_Source material_:
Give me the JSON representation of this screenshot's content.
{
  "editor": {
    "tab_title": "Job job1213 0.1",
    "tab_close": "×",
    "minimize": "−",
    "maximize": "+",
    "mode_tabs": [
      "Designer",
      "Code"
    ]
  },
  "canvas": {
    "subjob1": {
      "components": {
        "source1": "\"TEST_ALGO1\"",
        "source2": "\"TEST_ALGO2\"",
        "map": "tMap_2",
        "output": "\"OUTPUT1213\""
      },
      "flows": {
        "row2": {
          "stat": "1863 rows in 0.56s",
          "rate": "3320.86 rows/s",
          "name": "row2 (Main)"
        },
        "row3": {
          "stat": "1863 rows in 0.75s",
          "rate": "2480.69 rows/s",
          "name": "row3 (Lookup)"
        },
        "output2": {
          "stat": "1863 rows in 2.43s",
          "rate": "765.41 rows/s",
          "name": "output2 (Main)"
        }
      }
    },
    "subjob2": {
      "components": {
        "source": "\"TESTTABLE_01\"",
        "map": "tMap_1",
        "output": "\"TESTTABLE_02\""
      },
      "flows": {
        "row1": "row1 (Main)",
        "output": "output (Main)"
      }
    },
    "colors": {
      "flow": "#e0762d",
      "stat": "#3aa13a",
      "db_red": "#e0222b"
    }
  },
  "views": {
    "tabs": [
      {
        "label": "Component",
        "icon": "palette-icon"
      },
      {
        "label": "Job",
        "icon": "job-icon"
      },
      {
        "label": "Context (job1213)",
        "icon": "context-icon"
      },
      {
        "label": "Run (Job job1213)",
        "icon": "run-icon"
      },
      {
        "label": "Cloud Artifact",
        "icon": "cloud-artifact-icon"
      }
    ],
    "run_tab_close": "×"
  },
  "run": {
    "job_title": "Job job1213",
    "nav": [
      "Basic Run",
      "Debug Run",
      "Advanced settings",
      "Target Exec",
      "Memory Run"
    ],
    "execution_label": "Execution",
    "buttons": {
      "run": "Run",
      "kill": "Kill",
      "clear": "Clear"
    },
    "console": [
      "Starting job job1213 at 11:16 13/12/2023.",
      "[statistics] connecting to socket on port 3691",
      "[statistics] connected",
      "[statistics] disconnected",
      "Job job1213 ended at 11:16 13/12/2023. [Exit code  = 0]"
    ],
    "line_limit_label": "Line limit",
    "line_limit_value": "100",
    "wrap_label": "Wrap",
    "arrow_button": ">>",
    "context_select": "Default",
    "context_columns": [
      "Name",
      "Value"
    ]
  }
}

_To be done_:
From the listing above, pick out every line containing "rows".

_Written answer_:
          "stat": "1863 rows in 0.56s",
          "rate": "3320.86 rows/s",
          "stat": "1863 rows in 0.75s",
          "rate": "2480.69 rows/s",
          "stat": "1863 rows in 2.43s",
          "rate": "765.41 rows/s",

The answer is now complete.